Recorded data
====================

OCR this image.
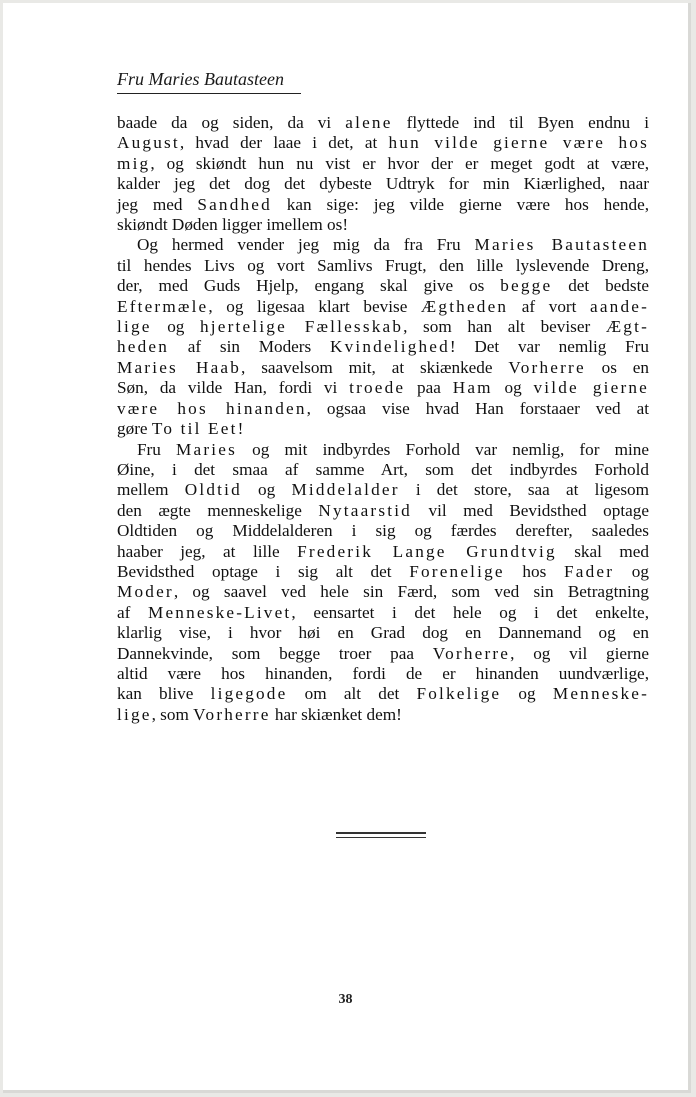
Fru Maries Bautasteen
baade da og siden, da vi alene flyttede ind til Byen endnu i
August, hvad der laae i det, at hun vilde gierne være hos
mig, og skiøndt hun nu vist er hvor der er meget godt at være,
kalder jeg det dog det dybeste Udtryk for min Kiærlighed, naar
jeg med Sandhed kan sige: jeg vilde gierne være hos hende,
skiøndt Døden ligger imellem os!
Og hermed vender jeg mig da fra Fru Maries Bautasteen
til hendes Livs og vort Samlivs Frugt, den lille lyslevende Dreng,
der, med Guds Hjelp, engang skal give os begge det bedste
Eftermæle, og ligesaa klart bevise Ægtheden af vort aande-
lige og hjertelige Fællesskab, som han alt beviser Ægt-
heden af sin Moders Kvindelighed! Det var nemlig Fru
Maries Haab, saavelsom mit, at skiænkede Vorherre os en
Søn, da vilde Han, fordi vi troede paa Ham og vilde gierne
være hos hinanden, ogsaa vise hvad Han forstaaer ved at
gøre To til Eet!
Fru Maries og mit indbyrdes Forhold var nemlig, for mine
Øine, i det smaa af samme Art, som det indbyrdes Forhold
mellem Oldtid og Middelalder i det store, saa at ligesom
den ægte menneskelige Nytaarstid vil med Bevidsthed optage
Oldtiden og Middelalderen i sig og færdes derefter, saaledes
haaber jeg, at lille Frederik Lange Grundtvig skal med
Bevidsthed optage i sig alt det Forenelige hos Fader og
Moder, og saavel ved hele sin Færd, som ved sin Betragtning
af Menneske-Livet, eensartet i det hele og i det enkelte,
klarlig vise, i hvor høi en Grad dog en Dannemand og en
Dannekvinde, som begge troer paa Vorherre, og vil gierne
altid være hos hinanden, fordi de er hinanden uundværlige,
kan blive ligegode om alt det Folkelige og Menneske-
lige, som Vorherre har skiænket dem!
38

====================

• **What the task requires**
Reproduce the whole listing exactly, but not the images in it.

• **Reply**
OCR this image.
Fru Maries Bautasteen
baade da og siden, da vi alene flyttede ind til Byen endnu i
August, hvad der laae i det, at hun vilde gierne være hos
mig, og skiøndt hun nu vist er hvor der er meget godt at være,
kalder jeg det dog det dybeste Udtryk for min Kiærlighed, naar
jeg med Sandhed kan sige: jeg vilde gierne være hos hende,
skiøndt Døden ligger imellem os!
Og hermed vender jeg mig da fra Fru Maries Bautasteen
til hendes Livs og vort Samlivs Frugt, den lille lyslevende Dreng,
der, med Guds Hjelp, engang skal give os begge det bedste
Eftermæle, og ligesaa klart bevise Ægtheden af vort aande-
lige og hjertelige Fællesskab, som han alt beviser Ægt-
heden af sin Moders Kvindelighed! Det var nemlig Fru
Maries Haab, saavelsom mit, at skiænkede Vorherre os en
Søn, da vilde Han, fordi vi troede paa Ham og vilde gierne
være hos hinanden, ogsaa vise hvad Han forstaaer ved at
gøre To til Eet!
Fru Maries og mit indbyrdes Forhold var nemlig, for mine
Øine, i det smaa af samme Art, som det indbyrdes Forhold
mellem Oldtid og Middelalder i det store, saa at ligesom
den ægte menneskelige Nytaarstid vil med Bevidsthed optage
Oldtiden og Middelalderen i sig og færdes derefter, saaledes
haaber jeg, at lille Frederik Lange Grundtvig skal med
Bevidsthed optage i sig alt det Forenelige hos Fader og
Moder, og saavel ved hele sin Færd, som ved sin Betragtning
af Menneske-Livet, eensartet i det hele og i det enkelte,
klarlig vise, i hvor høi en Grad dog en Dannemand og en
Dannekvinde, som begge troer paa Vorherre, og vil gierne
altid være hos hinanden, fordi de er hinanden uundværlige,
kan blive ligegode om alt det Folkelige og Menneske-
lige, som Vorherre har skiænket dem!
38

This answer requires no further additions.